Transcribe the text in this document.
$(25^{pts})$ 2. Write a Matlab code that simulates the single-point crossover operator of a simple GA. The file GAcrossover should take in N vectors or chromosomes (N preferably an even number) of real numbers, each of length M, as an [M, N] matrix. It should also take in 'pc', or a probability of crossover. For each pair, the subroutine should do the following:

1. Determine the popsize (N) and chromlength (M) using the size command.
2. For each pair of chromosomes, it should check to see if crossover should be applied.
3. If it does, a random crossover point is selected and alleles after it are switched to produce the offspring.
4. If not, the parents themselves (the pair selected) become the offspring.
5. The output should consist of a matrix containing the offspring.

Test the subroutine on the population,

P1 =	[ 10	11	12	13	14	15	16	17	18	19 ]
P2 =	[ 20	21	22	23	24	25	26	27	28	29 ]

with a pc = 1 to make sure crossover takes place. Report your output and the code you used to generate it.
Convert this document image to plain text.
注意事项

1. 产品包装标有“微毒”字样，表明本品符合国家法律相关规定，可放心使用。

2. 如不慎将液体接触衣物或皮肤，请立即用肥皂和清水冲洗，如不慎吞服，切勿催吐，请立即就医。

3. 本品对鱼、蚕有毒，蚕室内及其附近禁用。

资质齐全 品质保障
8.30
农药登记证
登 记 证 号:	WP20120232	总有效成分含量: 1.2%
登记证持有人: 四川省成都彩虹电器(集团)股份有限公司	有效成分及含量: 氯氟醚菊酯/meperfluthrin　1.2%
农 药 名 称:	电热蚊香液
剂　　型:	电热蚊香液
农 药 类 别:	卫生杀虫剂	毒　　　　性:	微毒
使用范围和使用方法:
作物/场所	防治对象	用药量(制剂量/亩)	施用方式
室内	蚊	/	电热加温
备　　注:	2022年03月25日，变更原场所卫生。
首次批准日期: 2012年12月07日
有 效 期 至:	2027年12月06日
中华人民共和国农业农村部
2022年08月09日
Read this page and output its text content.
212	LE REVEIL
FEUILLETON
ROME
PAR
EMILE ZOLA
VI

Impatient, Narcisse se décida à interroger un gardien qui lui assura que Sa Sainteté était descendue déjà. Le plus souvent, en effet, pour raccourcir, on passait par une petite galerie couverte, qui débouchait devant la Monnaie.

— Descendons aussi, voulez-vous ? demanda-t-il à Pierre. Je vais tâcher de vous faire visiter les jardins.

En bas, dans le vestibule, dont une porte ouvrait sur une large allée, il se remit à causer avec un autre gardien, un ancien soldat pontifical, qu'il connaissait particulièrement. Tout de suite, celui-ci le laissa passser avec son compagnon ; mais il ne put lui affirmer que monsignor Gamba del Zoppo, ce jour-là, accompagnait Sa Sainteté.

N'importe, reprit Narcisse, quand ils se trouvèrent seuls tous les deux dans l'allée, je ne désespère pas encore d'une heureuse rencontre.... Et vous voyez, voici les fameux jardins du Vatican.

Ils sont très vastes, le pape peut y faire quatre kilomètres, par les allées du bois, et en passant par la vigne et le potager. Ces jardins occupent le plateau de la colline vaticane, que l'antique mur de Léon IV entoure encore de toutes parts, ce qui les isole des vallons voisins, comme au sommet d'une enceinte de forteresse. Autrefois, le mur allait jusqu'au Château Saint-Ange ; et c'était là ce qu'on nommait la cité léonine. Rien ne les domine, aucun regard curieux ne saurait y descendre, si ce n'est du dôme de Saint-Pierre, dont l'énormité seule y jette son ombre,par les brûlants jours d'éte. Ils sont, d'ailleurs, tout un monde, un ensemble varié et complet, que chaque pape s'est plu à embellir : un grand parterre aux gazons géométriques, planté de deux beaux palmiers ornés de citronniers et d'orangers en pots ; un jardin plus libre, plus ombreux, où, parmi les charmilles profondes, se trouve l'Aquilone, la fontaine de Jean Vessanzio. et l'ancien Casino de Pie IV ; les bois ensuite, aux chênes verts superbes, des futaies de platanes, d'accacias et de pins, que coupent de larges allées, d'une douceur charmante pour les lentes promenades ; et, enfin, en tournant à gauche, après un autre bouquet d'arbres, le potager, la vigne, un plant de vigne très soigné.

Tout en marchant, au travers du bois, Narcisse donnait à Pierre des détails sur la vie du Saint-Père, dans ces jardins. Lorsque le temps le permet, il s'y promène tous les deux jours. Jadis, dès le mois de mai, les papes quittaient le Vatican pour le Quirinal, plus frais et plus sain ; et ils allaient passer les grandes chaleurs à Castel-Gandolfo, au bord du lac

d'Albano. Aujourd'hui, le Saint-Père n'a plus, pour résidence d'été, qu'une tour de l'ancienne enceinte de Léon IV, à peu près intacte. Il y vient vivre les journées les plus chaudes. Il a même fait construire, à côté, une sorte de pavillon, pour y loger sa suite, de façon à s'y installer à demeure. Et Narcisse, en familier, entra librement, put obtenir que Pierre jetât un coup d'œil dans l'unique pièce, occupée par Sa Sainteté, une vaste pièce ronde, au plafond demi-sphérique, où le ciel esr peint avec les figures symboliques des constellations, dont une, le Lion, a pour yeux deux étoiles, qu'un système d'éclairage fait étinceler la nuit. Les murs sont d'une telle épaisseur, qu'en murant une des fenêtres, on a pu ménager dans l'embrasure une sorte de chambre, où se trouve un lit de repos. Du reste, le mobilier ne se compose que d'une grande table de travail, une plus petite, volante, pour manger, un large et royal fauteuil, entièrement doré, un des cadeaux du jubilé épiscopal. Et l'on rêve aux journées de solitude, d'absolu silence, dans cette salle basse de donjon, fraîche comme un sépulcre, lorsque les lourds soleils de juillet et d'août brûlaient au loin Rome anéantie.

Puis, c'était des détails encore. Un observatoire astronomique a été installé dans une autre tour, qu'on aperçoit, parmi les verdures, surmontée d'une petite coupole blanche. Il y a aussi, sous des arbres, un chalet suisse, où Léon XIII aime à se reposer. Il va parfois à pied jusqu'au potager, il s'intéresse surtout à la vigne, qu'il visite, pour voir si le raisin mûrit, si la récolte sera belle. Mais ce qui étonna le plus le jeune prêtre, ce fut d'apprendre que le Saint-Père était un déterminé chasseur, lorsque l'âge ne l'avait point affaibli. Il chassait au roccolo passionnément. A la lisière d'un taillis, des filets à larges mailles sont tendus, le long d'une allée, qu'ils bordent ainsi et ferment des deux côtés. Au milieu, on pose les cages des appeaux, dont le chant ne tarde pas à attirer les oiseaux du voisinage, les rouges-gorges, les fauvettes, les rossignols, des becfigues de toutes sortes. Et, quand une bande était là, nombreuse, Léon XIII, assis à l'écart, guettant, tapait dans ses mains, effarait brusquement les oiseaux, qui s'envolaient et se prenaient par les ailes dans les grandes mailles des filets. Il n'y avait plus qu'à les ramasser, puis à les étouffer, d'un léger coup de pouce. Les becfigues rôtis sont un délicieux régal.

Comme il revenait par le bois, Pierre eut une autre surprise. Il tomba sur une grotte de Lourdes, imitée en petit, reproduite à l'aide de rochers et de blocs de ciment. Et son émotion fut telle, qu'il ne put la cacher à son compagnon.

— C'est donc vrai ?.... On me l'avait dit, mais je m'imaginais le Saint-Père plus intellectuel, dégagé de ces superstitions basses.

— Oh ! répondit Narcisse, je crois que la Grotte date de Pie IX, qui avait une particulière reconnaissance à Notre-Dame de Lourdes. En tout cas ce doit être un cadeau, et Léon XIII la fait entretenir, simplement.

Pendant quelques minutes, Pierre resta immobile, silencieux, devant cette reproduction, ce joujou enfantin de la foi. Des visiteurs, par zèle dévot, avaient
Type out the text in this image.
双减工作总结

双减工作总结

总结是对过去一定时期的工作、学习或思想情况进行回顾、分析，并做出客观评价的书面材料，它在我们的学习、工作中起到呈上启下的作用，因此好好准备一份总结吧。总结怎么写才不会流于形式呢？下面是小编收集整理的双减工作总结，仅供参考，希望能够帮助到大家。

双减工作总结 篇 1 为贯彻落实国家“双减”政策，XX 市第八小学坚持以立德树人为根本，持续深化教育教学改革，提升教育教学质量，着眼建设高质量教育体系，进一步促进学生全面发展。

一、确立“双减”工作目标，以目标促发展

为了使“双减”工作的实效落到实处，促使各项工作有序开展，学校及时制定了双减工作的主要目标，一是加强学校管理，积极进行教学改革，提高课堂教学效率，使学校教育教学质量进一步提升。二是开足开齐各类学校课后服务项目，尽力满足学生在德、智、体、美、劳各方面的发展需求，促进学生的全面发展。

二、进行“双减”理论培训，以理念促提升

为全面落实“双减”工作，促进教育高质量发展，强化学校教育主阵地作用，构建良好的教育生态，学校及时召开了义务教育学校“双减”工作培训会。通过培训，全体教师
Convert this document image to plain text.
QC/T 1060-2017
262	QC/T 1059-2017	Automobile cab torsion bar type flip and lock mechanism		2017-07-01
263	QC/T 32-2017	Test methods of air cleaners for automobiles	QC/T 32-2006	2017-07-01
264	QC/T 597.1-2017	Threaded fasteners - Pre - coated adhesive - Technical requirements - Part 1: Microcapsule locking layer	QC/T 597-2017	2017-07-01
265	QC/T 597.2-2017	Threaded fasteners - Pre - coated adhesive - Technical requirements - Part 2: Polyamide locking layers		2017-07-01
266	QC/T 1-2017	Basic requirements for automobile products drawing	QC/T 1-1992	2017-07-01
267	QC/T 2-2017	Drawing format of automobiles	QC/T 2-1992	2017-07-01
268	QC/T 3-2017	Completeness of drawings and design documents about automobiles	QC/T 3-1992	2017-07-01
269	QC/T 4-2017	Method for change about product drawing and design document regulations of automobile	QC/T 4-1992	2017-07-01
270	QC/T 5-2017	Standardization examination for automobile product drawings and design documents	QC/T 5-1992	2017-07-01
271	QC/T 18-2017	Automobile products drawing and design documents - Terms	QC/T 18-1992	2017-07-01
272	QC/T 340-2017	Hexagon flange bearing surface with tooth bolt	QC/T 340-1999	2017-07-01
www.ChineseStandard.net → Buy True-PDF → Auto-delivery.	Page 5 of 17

* **REQUIREMENTS**
Reproduce the records above exactly, starting with the line that contains "Type out the text in this image." and ending with the last line.

* **OUTPUT**
Type out the text in this image.
双减工作总结

双减工作总结

总结是对过去一定时期的工作、学习或思想情况进行回顾、分析，并做出客观评价的书面材料，它在我们的学习、工作中起到呈上启下的作用，因此好好准备一份总结吧。总结怎么写才不会流于形式呢？下面是小编收集整理的双减工作总结，仅供参考，希望能够帮助到大家。

双减工作总结 篇 1 为贯彻落实国家“双减”政策，XX 市第八小学坚持以立德树人为根本，持续深化教育教学改革，提升教育教学质量，着眼建设高质量教育体系，进一步促进学生全面发展。

一、确立“双减”工作目标，以目标促发展

为了使“双减”工作的实效落到实处，促使各项工作有序开展，学校及时制定了双减工作的主要目标，一是加强学校管理，积极进行教学改革，提高课堂教学效率，使学校教育教学质量进一步提升。二是开足开齐各类学校课后服务项目，尽力满足学生在德、智、体、美、劳各方面的发展需求，促进学生的全面发展。

二、进行“双减”理论培训，以理念促提升

为全面落实“双减”工作，促进教育高质量发展，强化学校教育主阵地作用，构建良好的教育生态，学校及时召开了义务教育学校“双减”工作培训会。通过培训，全体教师
Convert this document image to plain text.
QC/T 1060-2017
262	QC/T 1059-2017	Automobile cab torsion bar type flip and lock mechanism		2017-07-01
263	QC/T 32-2017	Test methods of air cleaners for automobiles	QC/T 32-2006	2017-07-01
264	QC/T 597.1-2017	Threaded fasteners - Pre - coated adhesive - Technical requirements - Part 1: Microcapsule locking layer	QC/T 597-2017	2017-07-01
265	QC/T 597.2-2017	Threaded fasteners - Pre - coated adhesive - Technical requirements - Part 2: Polyamide locking layers		2017-07-01
266	QC/T 1-2017	Basic requirements for automobile products drawing	QC/T 1-1992	2017-07-01
267	QC/T 2-2017	Drawing format of automobiles	QC/T 2-1992	2017-07-01
268	QC/T 3-2017	Completeness of drawings and design documents about automobiles	QC/T 3-1992	2017-07-01
269	QC/T 4-2017	Method for change about product drawing and design document regulations of automobile	QC/T 4-1992	2017-07-01
270	QC/T 5-2017	Standardization examination for automobile product drawings and design documents	QC/T 5-1992	2017-07-01
271	QC/T 18-2017	Automobile products drawing and design documents - Terms	QC/T 18-1992	2017-07-01
272	QC/T 340-2017	Hexagon flange bearing surface with tooth bolt	QC/T 340-1999	2017-07-01
www.ChineseStandard.net → Buy True-PDF → Auto-delivery.	Page 5 of 17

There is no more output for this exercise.